(Source data)
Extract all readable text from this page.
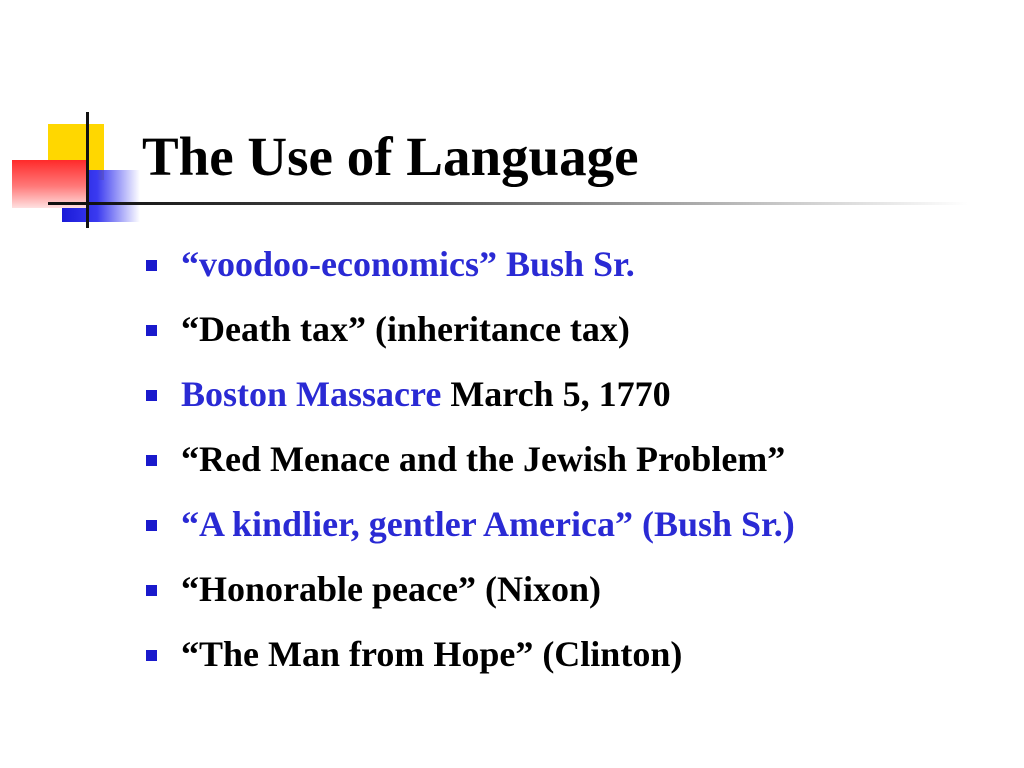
The Use of Language
“voodoo-economics” Bush Sr.
“Death tax” (inheritance tax)
Boston Massacre March 5, 1770
“Red Menace and the Jewish Problem”
“A kindlier, gentler America” (Bush Sr.)
“Honorable peace” (Nixon)
“The Man from Hope” (Clinton)
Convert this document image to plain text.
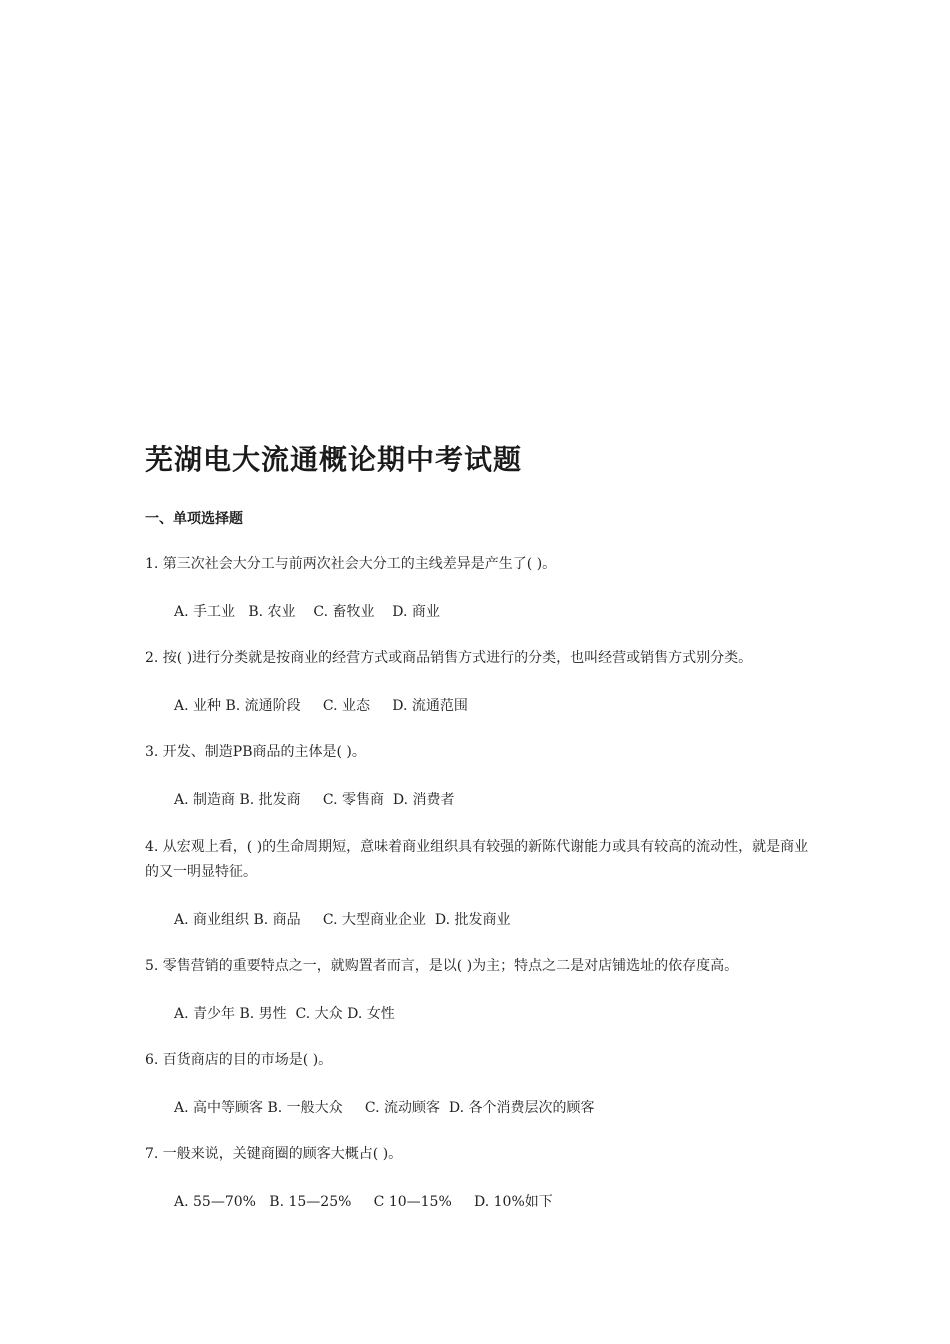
芜湖电大流通概论期中考试题
一、单项选择题
1. 第三次社会大分工与前两次社会大分工的主线差异是产生了( )。
A. 手工业   B. 农业    C. 畜牧业    D. 商业
2. 按( )进行分类就是按商业的经营方式或商品销售方式进行的分类，也叫经营或销售方式别分类。
A. 业种 B. 流通阶段     C. 业态     D. 流通范围
3. 开发、制造PB商品的主体是( )。
A. 制造商 B. 批发商     C. 零售商  D. 消费者
4. 从宏观上看，( )的生命周期短，意味着商业组织具有较强的新陈代谢能力或具有较高的流动性，就是商业的又一明显特征。
A. 商业组织 B. 商品     C. 大型商业企业  D. 批发商业
5. 零售营销的重要特点之一，就购置者而言，是以( )为主；特点之二是对店铺选址的依存度高。
A. 青少年 B. 男性  C. 大众 D. 女性
6. 百货商店的目的市场是( )。
A. 高中等顾客 B. 一般大众     C. 流动顾客  D. 各个消费层次的顾客
7. 一般来说，关键商圈的顾客大概占( )。
A. 55—70%   B. 15—25%     C 10—15%     D. 10%如下
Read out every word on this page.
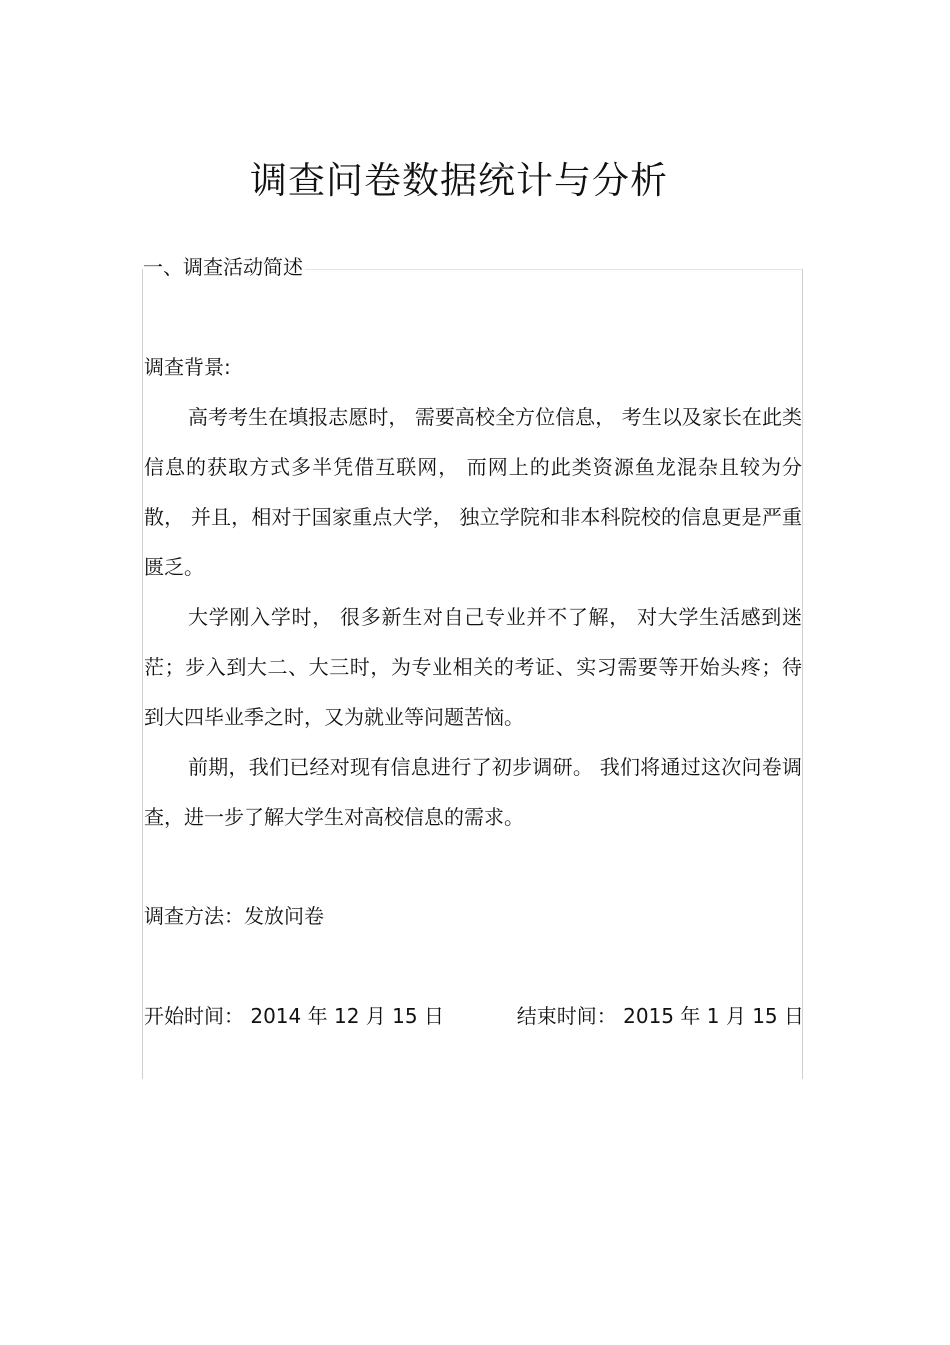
调查问卷数据统计与分析
一、调查活动简述

调查背景:

高考考生在填报志愿时， 需要高校全方位信息， 考生以及家长在此类信息的获取方式多半凭借互联网， 而网上的此类资源鱼龙混杂且较为分散， 并且，相对于国家重点大学， 独立学院和非本科院校的信息更是严重匮乏。

大学刚入学时， 很多新生对自己专业并不了解， 对大学生活感到迷茫；步入到大二、大三时，为专业相关的考证、实习需要等开始头疼；待到大四毕业季之时，又为就业等问题苦恼。

前期，我们已经对现有信息进行了初步调研。 我们将通过这次问卷调查，进一步了解大学生对高校信息的需求。

调查方法：发放问卷

开始时间： 2014 年 12 月 15 日	结束时间： 2015 年 1 月 15 日
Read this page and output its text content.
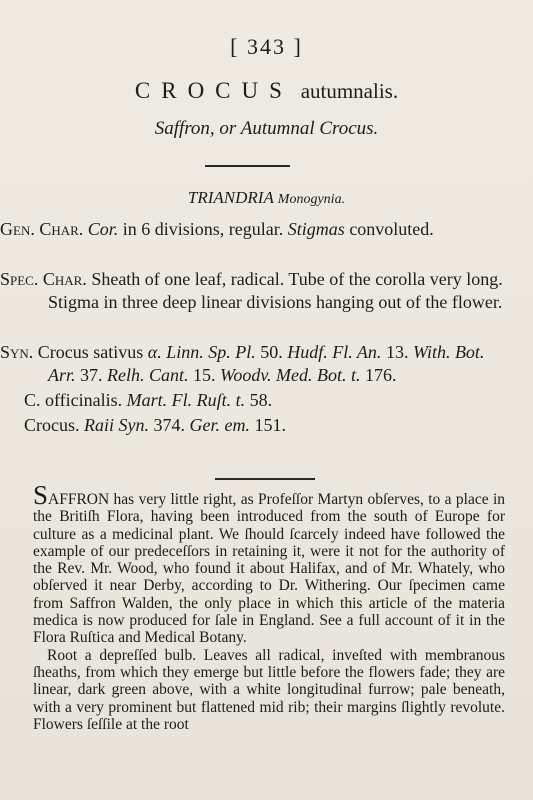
[ 343 ]
CROCUS autumnalis.
Saffron, or Autumnal Crocus.
TRIANDRIA Monogynia.

Gen. Char. Cor. in 6 divisions, regular. Stigmas convoluted.

Spec. Char. Sheath of one leaf, radical. Tube of the corolla very long. Stigma in three deep linear divisions hanging out of the flower.

Syn. Crocus sativus α. Linn. Sp. Pl. 50. Hudf. Fl. An. 13. With. Bot. Arr. 37. Relh. Cant. 15. Woodv. Med. Bot. t. 176.

C. officinalis. Mart. Fl. Ruſt. t. 58.

Crocus. Raii Syn. 374. Ger. em. 151.

SAFFRON has very little right, as Profeſſor Martyn obſerves, to a place in the Britiſh Flora, having been introduced from the south of Europe for culture as a medicinal plant. We ſhould ſcarcely indeed have followed the example of our predeceſſors in retaining it, were it not for the authority of the Rev. Mr. Wood, who found it about Halifax, and of Mr. Whately, who obſerved it near Derby, according to Dr. Withering. Our ſpecimen came from Saffron Walden, the only place in which this article of the materia medica is now produced for ſale in England. See a full account of it in the Flora Ruſtica and Medical Botany.

Root a depreſſed bulb. Leaves all radical, inveſted with membranous ſheaths, from which they emerge but little before the flowers fade; they are linear, dark green above, with a white longitudinal furrow; pale beneath, with a very prominent but flattened mid rib; their margins ſlightly revolute. Flowers ſeſſile at the root
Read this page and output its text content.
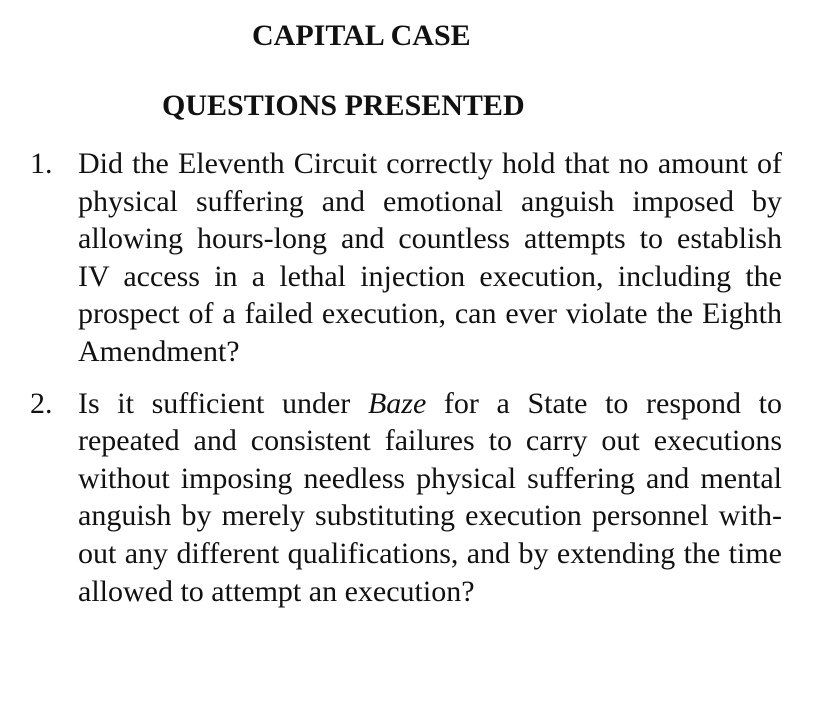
CAPITAL CASE
QUESTIONS PRESENTED
1. Did the Eleventh Circuit correctly hold that no amount of physical suffering and emotional anguish imposed by allowing hours-long and countless attempts to establish IV access in a lethal injection execution, including the prospect of a failed execution, can ever violate the Eighth Amendment?
2. Is it sufficient under Baze for a State to respond to repeated and consistent failures to carry out executions without imposing needless physical suffering and mental anguish by merely substituting execution personnel without any different qualifications, and by extending the time allowed to attempt an execution?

* SHORT PROBLEM *
Scan the lines for the string "page". Pick out every line that has it.

* FINAL ANSWER *
Extract all readable text from this page.
Read out every word on this page.
Read this page and output its text content.
Read this page and output its text content.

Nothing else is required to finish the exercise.